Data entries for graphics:
===
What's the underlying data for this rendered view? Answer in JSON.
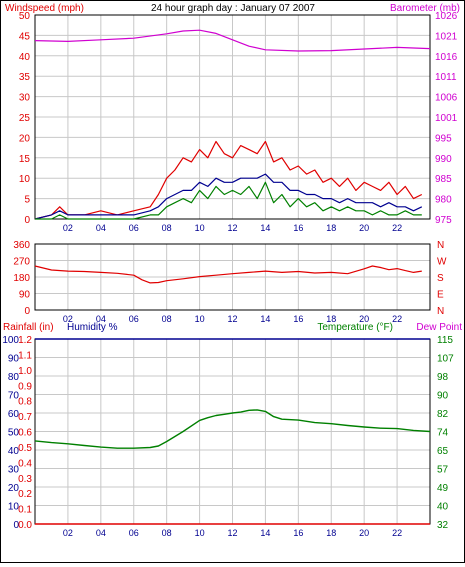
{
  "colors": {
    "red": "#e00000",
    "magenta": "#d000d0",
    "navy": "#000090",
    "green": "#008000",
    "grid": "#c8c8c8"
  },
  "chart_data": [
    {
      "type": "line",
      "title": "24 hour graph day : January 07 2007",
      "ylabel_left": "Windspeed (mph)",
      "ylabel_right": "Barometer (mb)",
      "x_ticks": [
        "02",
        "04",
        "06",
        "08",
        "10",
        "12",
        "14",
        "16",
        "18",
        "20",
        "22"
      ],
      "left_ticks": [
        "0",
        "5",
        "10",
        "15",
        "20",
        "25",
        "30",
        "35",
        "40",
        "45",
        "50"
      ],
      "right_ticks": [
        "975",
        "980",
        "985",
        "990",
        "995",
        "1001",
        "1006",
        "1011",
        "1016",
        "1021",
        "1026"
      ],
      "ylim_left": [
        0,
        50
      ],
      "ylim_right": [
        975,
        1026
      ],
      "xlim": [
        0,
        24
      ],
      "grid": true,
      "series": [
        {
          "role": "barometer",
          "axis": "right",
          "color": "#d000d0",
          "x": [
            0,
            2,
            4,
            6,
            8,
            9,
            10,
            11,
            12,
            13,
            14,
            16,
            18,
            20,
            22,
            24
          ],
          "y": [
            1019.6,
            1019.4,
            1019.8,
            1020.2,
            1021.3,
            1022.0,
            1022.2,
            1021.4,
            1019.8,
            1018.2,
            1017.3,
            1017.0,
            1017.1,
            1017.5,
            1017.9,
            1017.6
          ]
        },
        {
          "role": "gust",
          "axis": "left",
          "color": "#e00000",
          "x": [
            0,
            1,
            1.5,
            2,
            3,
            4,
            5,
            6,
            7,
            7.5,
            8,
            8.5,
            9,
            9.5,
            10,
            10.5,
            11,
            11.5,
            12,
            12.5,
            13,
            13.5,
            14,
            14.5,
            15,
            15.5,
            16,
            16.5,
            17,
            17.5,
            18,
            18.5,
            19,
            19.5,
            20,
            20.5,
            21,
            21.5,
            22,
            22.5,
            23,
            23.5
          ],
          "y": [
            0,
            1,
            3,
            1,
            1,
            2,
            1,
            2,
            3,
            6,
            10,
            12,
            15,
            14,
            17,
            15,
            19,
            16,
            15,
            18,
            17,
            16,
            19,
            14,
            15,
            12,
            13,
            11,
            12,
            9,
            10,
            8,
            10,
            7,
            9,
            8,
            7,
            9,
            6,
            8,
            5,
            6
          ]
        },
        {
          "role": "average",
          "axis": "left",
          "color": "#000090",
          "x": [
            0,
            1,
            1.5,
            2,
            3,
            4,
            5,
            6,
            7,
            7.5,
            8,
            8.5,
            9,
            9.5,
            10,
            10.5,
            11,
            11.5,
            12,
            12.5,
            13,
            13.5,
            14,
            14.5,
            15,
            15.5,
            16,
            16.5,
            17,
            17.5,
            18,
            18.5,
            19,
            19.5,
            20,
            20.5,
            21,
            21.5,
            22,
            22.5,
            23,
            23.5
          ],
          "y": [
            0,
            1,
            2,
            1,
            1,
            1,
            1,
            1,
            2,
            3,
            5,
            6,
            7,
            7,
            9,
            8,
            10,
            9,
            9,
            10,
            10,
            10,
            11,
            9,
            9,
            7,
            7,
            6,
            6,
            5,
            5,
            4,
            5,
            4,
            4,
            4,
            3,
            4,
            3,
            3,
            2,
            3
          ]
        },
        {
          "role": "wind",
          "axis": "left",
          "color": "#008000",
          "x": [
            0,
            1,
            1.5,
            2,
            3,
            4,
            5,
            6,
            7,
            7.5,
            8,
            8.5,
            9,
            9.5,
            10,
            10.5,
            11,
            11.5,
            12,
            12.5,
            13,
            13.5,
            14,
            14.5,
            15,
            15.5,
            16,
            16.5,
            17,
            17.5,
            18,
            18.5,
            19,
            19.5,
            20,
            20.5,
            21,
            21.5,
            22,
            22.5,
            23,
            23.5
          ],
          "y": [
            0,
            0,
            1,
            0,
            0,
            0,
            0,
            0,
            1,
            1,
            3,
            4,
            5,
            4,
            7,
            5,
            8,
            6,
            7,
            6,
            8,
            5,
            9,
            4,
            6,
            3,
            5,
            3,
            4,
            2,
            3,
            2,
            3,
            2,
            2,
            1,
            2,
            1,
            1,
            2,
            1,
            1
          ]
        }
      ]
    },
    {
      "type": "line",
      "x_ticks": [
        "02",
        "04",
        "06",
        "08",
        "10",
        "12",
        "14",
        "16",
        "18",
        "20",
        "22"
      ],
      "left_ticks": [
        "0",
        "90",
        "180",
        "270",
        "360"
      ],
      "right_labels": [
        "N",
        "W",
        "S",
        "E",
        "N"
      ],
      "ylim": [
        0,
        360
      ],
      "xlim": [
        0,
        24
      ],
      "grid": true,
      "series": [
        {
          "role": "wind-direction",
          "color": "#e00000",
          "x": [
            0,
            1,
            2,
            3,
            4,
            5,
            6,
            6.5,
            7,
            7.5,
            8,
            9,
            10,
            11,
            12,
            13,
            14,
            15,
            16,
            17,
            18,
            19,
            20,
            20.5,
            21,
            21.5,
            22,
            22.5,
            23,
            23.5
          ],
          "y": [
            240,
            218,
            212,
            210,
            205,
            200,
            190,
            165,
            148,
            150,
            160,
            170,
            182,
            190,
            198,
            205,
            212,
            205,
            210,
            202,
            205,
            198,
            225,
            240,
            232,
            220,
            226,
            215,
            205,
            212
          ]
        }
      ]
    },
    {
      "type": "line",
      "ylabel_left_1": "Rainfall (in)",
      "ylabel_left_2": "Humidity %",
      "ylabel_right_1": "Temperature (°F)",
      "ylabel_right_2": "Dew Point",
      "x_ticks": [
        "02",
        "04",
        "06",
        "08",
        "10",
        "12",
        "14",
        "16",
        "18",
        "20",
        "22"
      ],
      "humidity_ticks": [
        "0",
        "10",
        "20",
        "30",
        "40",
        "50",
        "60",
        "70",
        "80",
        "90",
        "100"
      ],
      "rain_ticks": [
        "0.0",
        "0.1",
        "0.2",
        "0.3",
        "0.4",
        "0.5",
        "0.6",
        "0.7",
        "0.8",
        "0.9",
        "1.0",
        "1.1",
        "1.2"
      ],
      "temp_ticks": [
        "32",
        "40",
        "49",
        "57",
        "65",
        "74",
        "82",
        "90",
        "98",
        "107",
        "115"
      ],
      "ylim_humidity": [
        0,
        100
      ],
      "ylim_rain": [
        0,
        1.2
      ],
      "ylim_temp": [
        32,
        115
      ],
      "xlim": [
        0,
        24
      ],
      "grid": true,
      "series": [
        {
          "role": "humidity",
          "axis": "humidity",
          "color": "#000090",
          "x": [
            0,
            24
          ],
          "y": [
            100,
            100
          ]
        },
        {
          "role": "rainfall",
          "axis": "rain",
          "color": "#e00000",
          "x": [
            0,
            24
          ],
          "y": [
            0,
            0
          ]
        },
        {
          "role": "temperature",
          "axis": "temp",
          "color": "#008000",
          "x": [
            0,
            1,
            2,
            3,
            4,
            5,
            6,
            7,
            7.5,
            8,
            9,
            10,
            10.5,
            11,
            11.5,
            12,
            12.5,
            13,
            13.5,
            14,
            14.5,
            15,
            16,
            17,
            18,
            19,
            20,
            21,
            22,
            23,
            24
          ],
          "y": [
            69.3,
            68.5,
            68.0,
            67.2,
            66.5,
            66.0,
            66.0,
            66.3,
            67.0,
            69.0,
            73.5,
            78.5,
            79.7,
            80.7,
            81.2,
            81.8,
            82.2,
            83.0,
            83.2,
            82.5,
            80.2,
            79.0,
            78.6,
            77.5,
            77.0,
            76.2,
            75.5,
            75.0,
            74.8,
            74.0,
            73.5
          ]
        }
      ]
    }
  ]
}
===
* To be done: All lines above containing the string "axis" are to be collected.

* The result:
          "axis": "right",
          "axis": "left",
          "axis": "left",
          "axis": "left",
          "axis": "humidity",
          "axis": "rain",
          "axis": "temp",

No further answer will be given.